Collected data entries:
—————

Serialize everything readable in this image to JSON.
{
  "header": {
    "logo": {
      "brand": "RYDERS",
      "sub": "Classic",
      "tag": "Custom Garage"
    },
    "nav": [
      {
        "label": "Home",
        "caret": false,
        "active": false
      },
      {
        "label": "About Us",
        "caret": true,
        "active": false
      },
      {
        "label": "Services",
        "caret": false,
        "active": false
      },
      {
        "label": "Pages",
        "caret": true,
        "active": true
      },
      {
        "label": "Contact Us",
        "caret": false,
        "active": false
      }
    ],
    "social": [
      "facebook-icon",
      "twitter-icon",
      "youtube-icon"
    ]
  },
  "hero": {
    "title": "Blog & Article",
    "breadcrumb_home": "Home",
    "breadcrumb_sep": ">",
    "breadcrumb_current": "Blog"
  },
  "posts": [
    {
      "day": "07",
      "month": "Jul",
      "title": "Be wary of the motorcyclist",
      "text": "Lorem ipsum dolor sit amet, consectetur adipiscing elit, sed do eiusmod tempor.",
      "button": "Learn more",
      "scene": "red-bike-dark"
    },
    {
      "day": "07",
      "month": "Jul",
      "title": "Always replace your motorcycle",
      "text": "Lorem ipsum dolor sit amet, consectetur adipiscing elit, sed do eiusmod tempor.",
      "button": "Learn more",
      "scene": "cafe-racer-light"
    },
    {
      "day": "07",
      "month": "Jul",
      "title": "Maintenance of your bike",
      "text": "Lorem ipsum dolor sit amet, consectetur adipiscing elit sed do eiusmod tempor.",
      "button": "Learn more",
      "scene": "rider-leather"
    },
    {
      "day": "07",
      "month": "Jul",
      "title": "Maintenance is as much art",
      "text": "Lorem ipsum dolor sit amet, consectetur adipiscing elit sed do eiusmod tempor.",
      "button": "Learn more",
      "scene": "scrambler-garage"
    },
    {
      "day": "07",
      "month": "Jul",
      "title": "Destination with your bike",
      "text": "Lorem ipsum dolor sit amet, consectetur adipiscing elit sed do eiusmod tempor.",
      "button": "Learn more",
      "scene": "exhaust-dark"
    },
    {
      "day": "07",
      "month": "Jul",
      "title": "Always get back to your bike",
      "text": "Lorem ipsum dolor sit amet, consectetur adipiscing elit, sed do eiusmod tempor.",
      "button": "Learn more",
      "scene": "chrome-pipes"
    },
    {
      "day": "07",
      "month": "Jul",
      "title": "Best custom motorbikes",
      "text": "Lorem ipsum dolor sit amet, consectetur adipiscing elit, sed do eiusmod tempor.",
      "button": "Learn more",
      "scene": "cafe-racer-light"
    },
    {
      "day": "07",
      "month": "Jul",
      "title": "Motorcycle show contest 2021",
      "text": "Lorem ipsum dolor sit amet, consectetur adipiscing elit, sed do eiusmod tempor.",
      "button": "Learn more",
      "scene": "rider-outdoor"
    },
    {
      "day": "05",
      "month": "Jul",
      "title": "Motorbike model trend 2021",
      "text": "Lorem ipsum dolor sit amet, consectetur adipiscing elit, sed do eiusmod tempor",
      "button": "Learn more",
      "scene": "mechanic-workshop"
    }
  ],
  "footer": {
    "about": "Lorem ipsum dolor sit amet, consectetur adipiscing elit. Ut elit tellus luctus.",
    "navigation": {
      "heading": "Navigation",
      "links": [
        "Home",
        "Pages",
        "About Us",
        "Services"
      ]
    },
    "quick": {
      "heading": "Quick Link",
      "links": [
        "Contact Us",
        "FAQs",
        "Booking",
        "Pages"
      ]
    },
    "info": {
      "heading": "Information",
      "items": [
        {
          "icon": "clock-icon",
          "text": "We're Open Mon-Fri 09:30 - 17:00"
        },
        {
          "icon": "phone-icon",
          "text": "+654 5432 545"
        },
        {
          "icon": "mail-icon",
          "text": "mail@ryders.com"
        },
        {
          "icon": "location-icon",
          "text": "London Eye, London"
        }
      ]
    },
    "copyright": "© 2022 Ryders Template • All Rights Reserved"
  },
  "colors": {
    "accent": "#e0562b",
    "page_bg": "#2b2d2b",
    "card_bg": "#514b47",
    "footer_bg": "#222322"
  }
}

—————

Copy out every entry again, exactly as it was given.

SOLUTION:
Serialize everything readable in this image to JSON.
{
  "header": {
    "logo": {
      "brand": "RYDERS",
      "sub": "Classic",
      "tag": "Custom Garage"
    },
    "nav": [
      {
        "label": "Home",
        "caret": false,
        "active": false
      },
      {
        "label": "About Us",
        "caret": true,
        "active": false
      },
      {
        "label": "Services",
        "caret": false,
        "active": false
      },
      {
        "label": "Pages",
        "caret": true,
        "active": true
      },
      {
        "label": "Contact Us",
        "caret": false,
        "active": false
      }
    ],
    "social": [
      "facebook-icon",
      "twitter-icon",
      "youtube-icon"
    ]
  },
  "hero": {
    "title": "Blog & Article",
    "breadcrumb_home": "Home",
    "breadcrumb_sep": ">",
    "breadcrumb_current": "Blog"
  },
  "posts": [
    {
      "day": "07",
      "month": "Jul",
      "title": "Be wary of the motorcyclist",
      "text": "Lorem ipsum dolor sit amet, consectetur adipiscing elit, sed do eiusmod tempor.",
      "button": "Learn more",
      "scene": "red-bike-dark"
    },
    {
      "day": "07",
      "month": "Jul",
      "title": "Always replace your motorcycle",
      "text": "Lorem ipsum dolor sit amet, consectetur adipiscing elit, sed do eiusmod tempor.",
      "button": "Learn more",
      "scene": "cafe-racer-light"
    },
    {
      "day": "07",
      "month": "Jul",
      "title": "Maintenance of your bike",
      "text": "Lorem ipsum dolor sit amet, consectetur adipiscing elit sed do eiusmod tempor.",
      "button": "Learn more",
      "scene": "rider-leather"
    },
    {
      "day": "07",
      "month": "Jul",
      "title": "Maintenance is as much art",
      "text": "Lorem ipsum dolor sit amet, consectetur adipiscing elit sed do eiusmod tempor.",
      "button": "Learn more",
      "scene": "scrambler-garage"
    },
    {
      "day": "07",
      "month": "Jul",
      "title": "Destination with your bike",
      "text": "Lorem ipsum dolor sit amet, consectetur adipiscing elit sed do eiusmod tempor.",
      "button": "Learn more",
      "scene": "exhaust-dark"
    },
    {
      "day": "07",
      "month": "Jul",
      "title": "Always get back to your bike",
      "text": "Lorem ipsum dolor sit amet, consectetur adipiscing elit, sed do eiusmod tempor.",
      "button": "Learn more",
      "scene": "chrome-pipes"
    },
    {
      "day": "07",
      "month": "Jul",
      "title": "Best custom motorbikes",
      "text": "Lorem ipsum dolor sit amet, consectetur adipiscing elit, sed do eiusmod tempor.",
      "button": "Learn more",
      "scene": "cafe-racer-light"
    },
    {
      "day": "07",
      "month": "Jul",
      "title": "Motorcycle show contest 2021",
      "text": "Lorem ipsum dolor sit amet, consectetur adipiscing elit, sed do eiusmod tempor.",
      "button": "Learn more",
      "scene": "rider-outdoor"
    },
    {
      "day": "05",
      "month": "Jul",
      "title": "Motorbike model trend 2021",
      "text": "Lorem ipsum dolor sit amet, consectetur adipiscing elit, sed do eiusmod tempor",
      "button": "Learn more",
      "scene": "mechanic-workshop"
    }
  ],
  "footer": {
    "about": "Lorem ipsum dolor sit amet, consectetur adipiscing elit. Ut elit tellus luctus.",
    "navigation": {
      "heading": "Navigation",
      "links": [
        "Home",
        "Pages",
        "About Us",
        "Services"
      ]
    },
    "quick": {
      "heading": "Quick Link",
      "links": [
        "Contact Us",
        "FAQs",
        "Booking",
        "Pages"
      ]
    },
    "info": {
      "heading": "Information",
      "items": [
        {
          "icon": "clock-icon",
          "text": "We're Open Mon-Fri 09:30 - 17:00"
        },
        {
          "icon": "phone-icon",
          "text": "+654 5432 545"
        },
        {
          "icon": "mail-icon",
          "text": "mail@ryders.com"
        },
        {
          "icon": "location-icon",
          "text": "London Eye, London"
        }
      ]
    },
    "copyright": "© 2022 Ryders Template • All Rights Reserved"
  },
  "colors": {
    "accent": "#e0562b",
    "page_bg": "#2b2d2b",
    "card_bg": "#514b47",
    "footer_bg": "#222322"
  }
}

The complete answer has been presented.